[Excerpts from a figure dataset]
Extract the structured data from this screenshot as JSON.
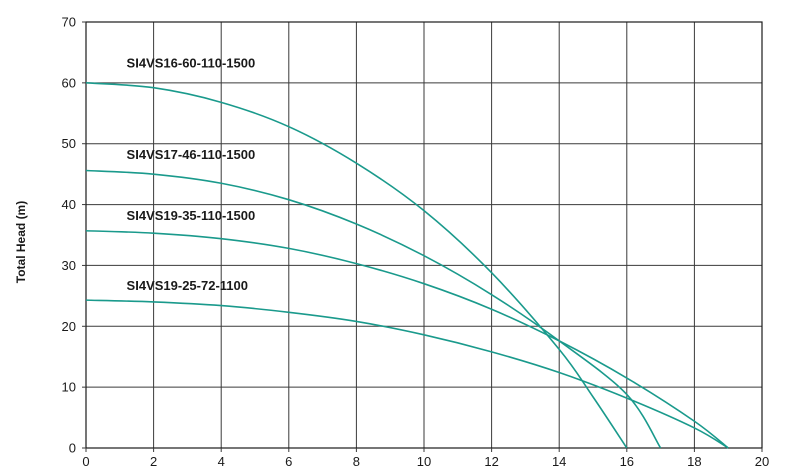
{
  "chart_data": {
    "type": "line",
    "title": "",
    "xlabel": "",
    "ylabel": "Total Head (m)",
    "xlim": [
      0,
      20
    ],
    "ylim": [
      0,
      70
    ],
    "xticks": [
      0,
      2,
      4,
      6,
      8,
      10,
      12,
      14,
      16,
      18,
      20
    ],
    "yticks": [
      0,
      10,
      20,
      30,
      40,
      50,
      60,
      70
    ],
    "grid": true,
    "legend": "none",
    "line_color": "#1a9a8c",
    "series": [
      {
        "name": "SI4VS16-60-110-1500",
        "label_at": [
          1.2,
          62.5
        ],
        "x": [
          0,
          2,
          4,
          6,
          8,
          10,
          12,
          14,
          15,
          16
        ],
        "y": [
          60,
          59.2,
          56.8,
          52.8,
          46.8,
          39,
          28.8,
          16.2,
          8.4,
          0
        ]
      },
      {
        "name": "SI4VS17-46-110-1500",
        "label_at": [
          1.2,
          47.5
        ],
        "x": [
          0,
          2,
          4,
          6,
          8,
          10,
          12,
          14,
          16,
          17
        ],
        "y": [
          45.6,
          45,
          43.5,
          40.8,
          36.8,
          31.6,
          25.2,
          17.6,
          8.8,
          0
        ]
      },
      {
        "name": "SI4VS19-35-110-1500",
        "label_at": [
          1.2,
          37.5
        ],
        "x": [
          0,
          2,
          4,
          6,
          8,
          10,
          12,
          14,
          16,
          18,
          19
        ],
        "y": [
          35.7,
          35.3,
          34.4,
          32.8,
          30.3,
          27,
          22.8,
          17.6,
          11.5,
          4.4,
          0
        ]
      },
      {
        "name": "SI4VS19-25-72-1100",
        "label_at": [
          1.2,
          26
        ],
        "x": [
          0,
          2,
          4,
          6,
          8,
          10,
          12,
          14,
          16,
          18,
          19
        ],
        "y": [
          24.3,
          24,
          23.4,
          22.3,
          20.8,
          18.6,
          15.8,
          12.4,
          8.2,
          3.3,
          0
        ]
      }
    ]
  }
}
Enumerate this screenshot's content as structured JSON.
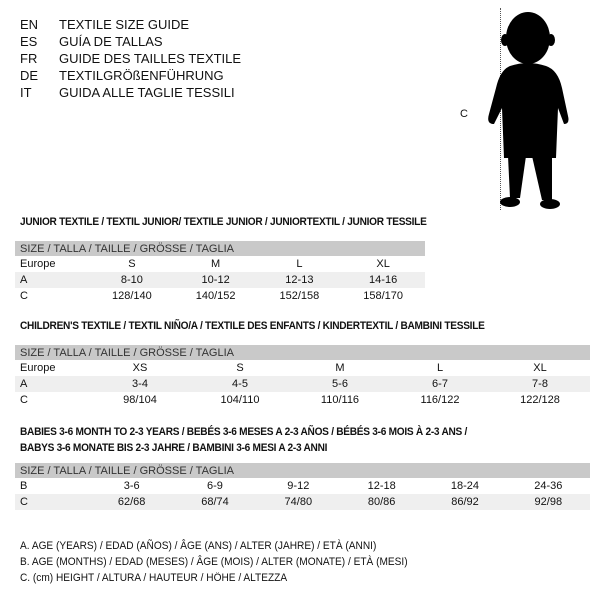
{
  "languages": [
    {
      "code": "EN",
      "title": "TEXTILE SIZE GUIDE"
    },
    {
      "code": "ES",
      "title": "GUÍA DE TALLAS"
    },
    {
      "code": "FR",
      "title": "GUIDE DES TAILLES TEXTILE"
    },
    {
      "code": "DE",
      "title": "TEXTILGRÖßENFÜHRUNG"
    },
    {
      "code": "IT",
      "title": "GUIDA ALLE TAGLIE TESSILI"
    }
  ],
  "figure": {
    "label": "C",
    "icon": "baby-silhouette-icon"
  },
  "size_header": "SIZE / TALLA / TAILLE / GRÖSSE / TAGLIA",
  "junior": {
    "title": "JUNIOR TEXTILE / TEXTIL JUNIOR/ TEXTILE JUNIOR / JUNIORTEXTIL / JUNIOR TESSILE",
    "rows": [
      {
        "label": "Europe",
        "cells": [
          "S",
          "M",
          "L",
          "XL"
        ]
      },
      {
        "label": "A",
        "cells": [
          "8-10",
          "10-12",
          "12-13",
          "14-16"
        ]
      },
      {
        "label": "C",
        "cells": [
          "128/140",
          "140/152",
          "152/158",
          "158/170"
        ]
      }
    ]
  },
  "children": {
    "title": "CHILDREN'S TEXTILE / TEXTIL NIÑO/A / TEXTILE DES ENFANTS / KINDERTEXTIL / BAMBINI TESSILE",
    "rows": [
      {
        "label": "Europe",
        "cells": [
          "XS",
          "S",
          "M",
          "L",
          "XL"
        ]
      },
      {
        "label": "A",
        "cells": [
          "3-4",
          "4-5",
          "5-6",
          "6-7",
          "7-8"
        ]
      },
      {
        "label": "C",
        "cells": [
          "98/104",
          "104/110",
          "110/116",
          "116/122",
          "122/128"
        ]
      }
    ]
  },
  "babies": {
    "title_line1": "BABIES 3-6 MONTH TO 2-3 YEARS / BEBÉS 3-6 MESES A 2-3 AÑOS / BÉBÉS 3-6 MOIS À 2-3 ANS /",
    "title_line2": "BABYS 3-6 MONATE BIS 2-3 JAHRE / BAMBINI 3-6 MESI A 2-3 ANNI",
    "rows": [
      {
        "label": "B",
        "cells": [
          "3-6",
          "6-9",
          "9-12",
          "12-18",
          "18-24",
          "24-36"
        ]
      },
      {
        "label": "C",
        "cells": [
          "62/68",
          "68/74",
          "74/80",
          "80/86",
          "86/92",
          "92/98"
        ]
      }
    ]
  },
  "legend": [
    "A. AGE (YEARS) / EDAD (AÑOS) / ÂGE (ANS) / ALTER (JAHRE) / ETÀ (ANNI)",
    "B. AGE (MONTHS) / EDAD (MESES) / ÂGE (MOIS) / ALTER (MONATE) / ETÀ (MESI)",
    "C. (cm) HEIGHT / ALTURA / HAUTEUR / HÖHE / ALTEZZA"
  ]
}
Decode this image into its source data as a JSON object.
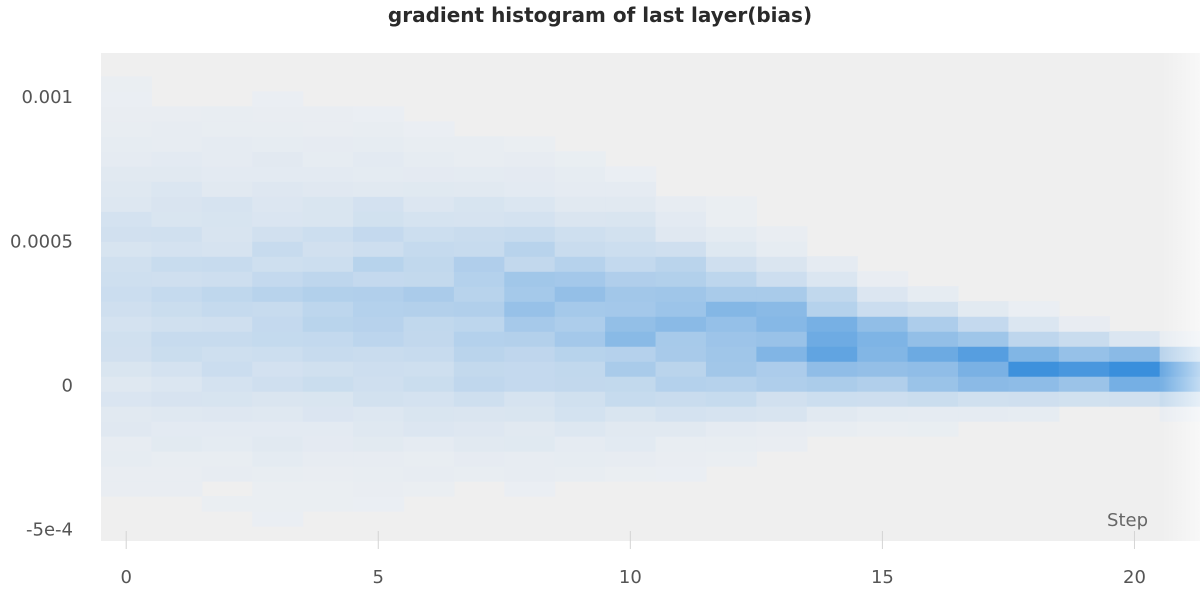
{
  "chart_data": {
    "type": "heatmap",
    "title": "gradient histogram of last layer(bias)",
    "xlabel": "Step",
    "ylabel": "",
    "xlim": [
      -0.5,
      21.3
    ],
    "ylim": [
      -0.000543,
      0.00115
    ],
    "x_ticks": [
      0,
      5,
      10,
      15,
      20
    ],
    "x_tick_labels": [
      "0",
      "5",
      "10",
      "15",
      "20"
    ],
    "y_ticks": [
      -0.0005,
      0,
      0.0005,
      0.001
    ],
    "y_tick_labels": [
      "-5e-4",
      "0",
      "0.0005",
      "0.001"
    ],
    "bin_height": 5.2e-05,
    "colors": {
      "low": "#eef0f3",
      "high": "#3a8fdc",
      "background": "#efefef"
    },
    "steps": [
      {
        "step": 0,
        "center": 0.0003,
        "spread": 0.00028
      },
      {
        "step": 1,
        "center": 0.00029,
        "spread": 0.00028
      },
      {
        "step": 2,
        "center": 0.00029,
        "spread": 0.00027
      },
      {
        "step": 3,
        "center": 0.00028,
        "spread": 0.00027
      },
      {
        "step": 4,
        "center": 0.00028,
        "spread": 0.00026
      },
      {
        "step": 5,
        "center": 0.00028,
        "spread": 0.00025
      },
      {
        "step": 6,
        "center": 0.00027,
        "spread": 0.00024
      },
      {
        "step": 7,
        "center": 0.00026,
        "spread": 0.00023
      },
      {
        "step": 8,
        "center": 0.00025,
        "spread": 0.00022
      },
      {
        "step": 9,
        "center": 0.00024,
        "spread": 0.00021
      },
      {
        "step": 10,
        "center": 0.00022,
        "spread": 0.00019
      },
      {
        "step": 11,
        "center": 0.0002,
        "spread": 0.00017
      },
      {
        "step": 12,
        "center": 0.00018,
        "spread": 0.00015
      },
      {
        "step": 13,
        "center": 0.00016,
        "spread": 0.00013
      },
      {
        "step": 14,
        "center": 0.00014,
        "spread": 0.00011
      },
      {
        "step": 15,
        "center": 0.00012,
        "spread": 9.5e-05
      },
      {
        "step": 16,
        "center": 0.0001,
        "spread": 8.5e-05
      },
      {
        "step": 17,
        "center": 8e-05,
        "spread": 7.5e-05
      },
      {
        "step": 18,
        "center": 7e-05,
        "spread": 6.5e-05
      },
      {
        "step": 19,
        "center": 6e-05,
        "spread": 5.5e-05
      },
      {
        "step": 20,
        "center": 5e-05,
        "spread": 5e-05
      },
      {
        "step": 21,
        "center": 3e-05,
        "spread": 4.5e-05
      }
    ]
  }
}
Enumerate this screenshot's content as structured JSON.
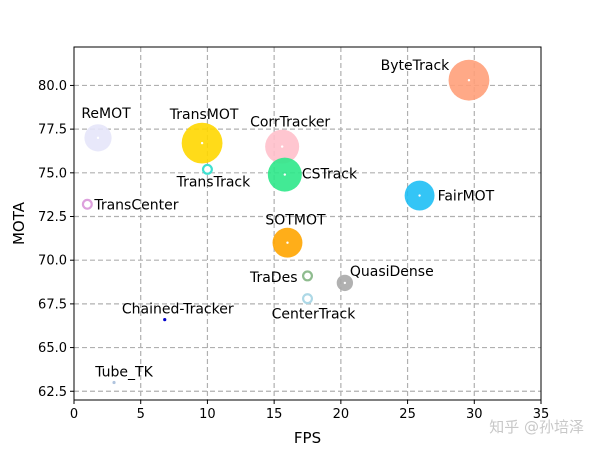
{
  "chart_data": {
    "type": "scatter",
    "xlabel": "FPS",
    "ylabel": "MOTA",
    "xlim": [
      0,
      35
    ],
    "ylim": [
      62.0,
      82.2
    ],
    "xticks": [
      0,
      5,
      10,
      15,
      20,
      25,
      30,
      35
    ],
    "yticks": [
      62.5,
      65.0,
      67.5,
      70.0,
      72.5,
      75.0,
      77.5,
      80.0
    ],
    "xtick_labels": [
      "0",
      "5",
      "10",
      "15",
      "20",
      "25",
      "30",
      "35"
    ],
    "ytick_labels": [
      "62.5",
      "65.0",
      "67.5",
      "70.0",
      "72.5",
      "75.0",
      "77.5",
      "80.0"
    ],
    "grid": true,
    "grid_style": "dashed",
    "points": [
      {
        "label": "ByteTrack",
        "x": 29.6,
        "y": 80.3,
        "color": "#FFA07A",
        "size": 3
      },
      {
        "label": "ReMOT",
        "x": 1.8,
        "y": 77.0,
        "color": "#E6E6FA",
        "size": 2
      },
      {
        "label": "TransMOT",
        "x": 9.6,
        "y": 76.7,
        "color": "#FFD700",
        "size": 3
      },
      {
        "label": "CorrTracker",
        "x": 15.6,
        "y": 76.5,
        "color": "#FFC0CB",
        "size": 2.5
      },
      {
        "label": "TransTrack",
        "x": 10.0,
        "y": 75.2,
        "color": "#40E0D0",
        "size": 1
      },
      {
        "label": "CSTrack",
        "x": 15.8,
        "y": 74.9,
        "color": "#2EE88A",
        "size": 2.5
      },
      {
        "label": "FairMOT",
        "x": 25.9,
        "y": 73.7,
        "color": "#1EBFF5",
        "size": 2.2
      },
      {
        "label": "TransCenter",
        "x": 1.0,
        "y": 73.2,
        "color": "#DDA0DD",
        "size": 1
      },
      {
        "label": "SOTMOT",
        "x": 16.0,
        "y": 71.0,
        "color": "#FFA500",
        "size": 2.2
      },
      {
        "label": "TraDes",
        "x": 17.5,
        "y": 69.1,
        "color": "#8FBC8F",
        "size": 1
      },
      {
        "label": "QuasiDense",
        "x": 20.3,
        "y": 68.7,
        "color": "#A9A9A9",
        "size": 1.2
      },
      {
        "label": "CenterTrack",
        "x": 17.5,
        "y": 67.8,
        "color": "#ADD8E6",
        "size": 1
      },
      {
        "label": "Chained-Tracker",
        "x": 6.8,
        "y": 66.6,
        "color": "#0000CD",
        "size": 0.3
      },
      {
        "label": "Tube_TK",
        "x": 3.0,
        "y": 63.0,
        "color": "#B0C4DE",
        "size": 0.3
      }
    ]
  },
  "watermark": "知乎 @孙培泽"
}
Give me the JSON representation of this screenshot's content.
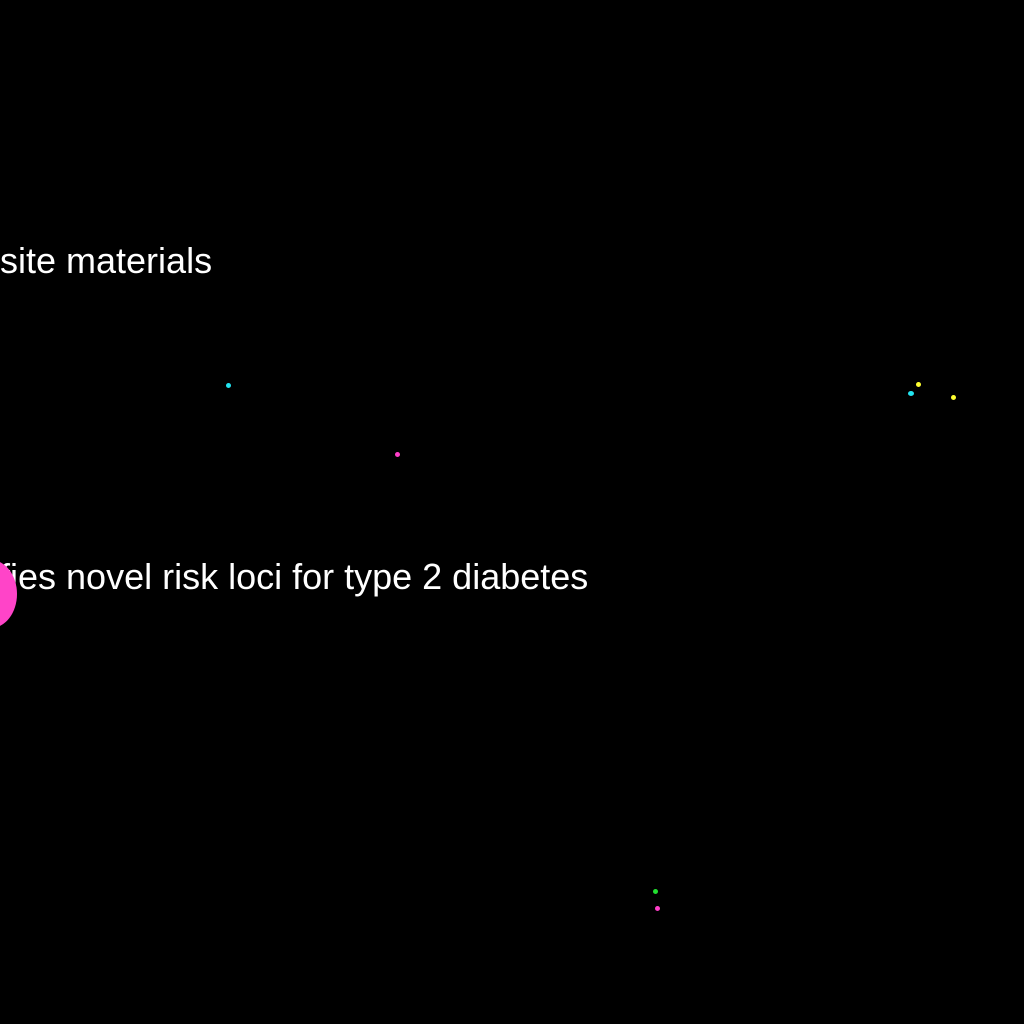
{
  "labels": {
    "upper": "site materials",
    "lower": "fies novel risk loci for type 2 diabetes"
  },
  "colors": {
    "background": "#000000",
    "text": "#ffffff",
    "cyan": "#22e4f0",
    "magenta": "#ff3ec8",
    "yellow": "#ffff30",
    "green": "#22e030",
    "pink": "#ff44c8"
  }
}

### WHAT TO WORK ON
Give the number of lines in the material above that have the word "name" in them, and nothing more.

### REPLY TO THE TASK
4